◆ AIM
Looking at the listing, state how many of its lines contain the string "this". Write only the number.

◆ DATA FOR PROCESSING
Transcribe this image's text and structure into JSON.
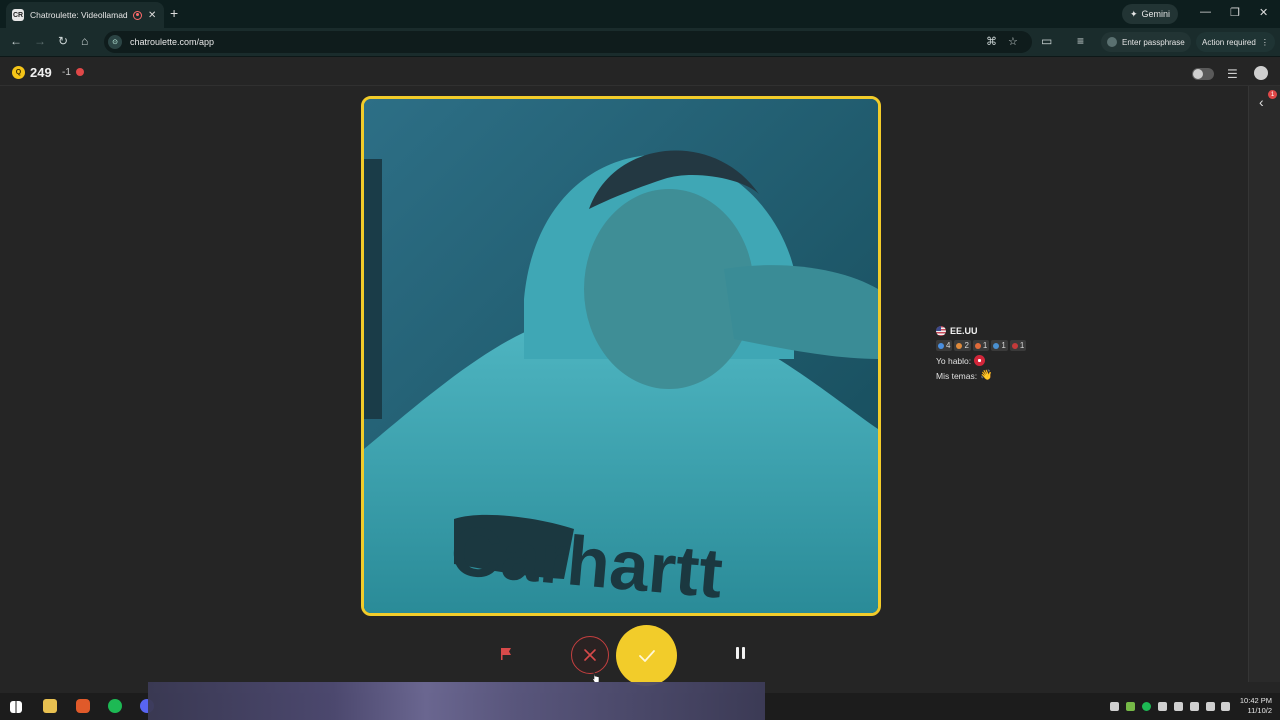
{
  "browser": {
    "tab_title": "Chatroulette: Videollamad",
    "tab_favicon_text": "CR",
    "gemini_label": "Gemini",
    "url": "chatroulette.com/app",
    "passphrase_label": "Enter passphrase",
    "action_label": "Action required"
  },
  "app": {
    "coins": "249",
    "coin_delta": "-1",
    "coin_symbol": "Q"
  },
  "partner": {
    "country": "EE.UU",
    "stats": [
      {
        "icon": "heart-icon",
        "value": "4",
        "color": "#4a8fe0"
      },
      {
        "icon": "gift-icon",
        "value": "2",
        "color": "#e08a3a"
      },
      {
        "icon": "shield-icon",
        "value": "1",
        "color": "#e06a3a"
      },
      {
        "icon": "star-icon",
        "value": "1",
        "color": "#4a90d0"
      },
      {
        "icon": "ban-icon",
        "value": "1",
        "color": "#c33a3a"
      }
    ],
    "speaks_label": "Yo hablo:",
    "topics_label": "Mis temas:",
    "topics_emoji": "👋"
  },
  "notifications": {
    "panel_badge": "1"
  },
  "clock": {
    "time": "10:42 PM",
    "date": "11/10/2"
  },
  "colors": {
    "accent": "#f2cc2a",
    "danger": "#c43f3f",
    "background": "#252525"
  }
}
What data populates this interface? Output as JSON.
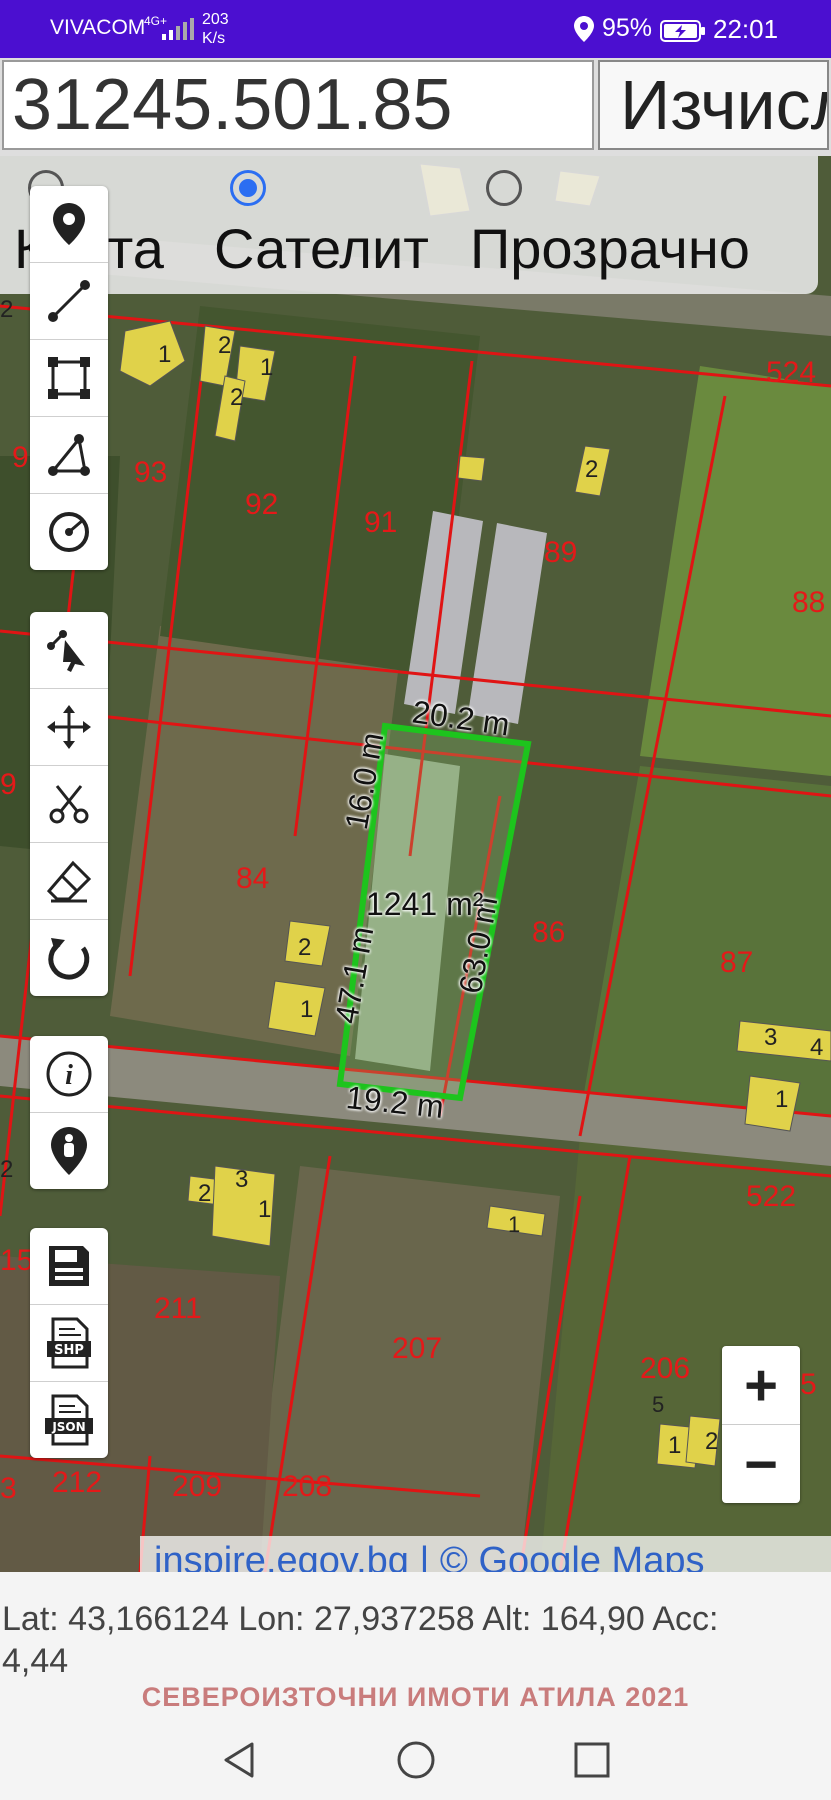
{
  "status_bar": {
    "carrier": "VIVACOM",
    "network": "4G+",
    "speed_value": "203",
    "speed_unit": "K/s",
    "battery": "95%",
    "time": "22:01"
  },
  "top": {
    "coordinate_value": "31245.501.85",
    "calculate_label": "Изчисл"
  },
  "layers": [
    {
      "label": "Карта",
      "selected": false
    },
    {
      "label": "Сателит",
      "selected": true
    },
    {
      "label": "Прозрачно",
      "selected": false
    }
  ],
  "toolbar_groups": [
    [
      "location-pin-icon",
      "line-measure-icon",
      "polygon-area-icon",
      "angle-icon",
      "circle-icon"
    ],
    [
      "edit-select-icon",
      "move-icon",
      "cut-icon",
      "eraser-icon",
      "undo-icon"
    ],
    [
      "info-icon",
      "person-location-icon"
    ],
    [
      "save-icon",
      "shp-export-icon",
      "json-export-icon"
    ]
  ],
  "map": {
    "parcel_labels": [
      "1",
      "2",
      "2",
      "2",
      "1",
      "2",
      "1",
      "2",
      "93",
      "92",
      "91",
      "89",
      "88",
      "524",
      "84",
      "86",
      "87",
      "522",
      "211",
      "207",
      "206",
      "212",
      "209",
      "208",
      "1",
      "2",
      "3",
      "1",
      "2",
      "3",
      "4",
      "1",
      "5",
      "1",
      "2",
      "9",
      "9",
      "15",
      "3",
      "5"
    ],
    "measurement": {
      "top_edge": "20.2 m",
      "left_upper": "16.0 m",
      "left_lower": "47.1 m",
      "right_edge": "63.0 m",
      "bottom_edge": "19.2 m",
      "area": "1241 m²"
    },
    "attribution": "inspire.egov.bg | © Google Maps"
  },
  "zoom": {
    "in": "+",
    "out": "−"
  },
  "gps": {
    "line1": "Lat: 43,166124 Lon: 27,937258 Alt: 164,90 Acc:",
    "line2": "4,44"
  },
  "footer_title": "СЕВЕРОИЗТОЧНИ ИМОТИ АТИЛА 2021"
}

◆ SOLVED EXERCISE
2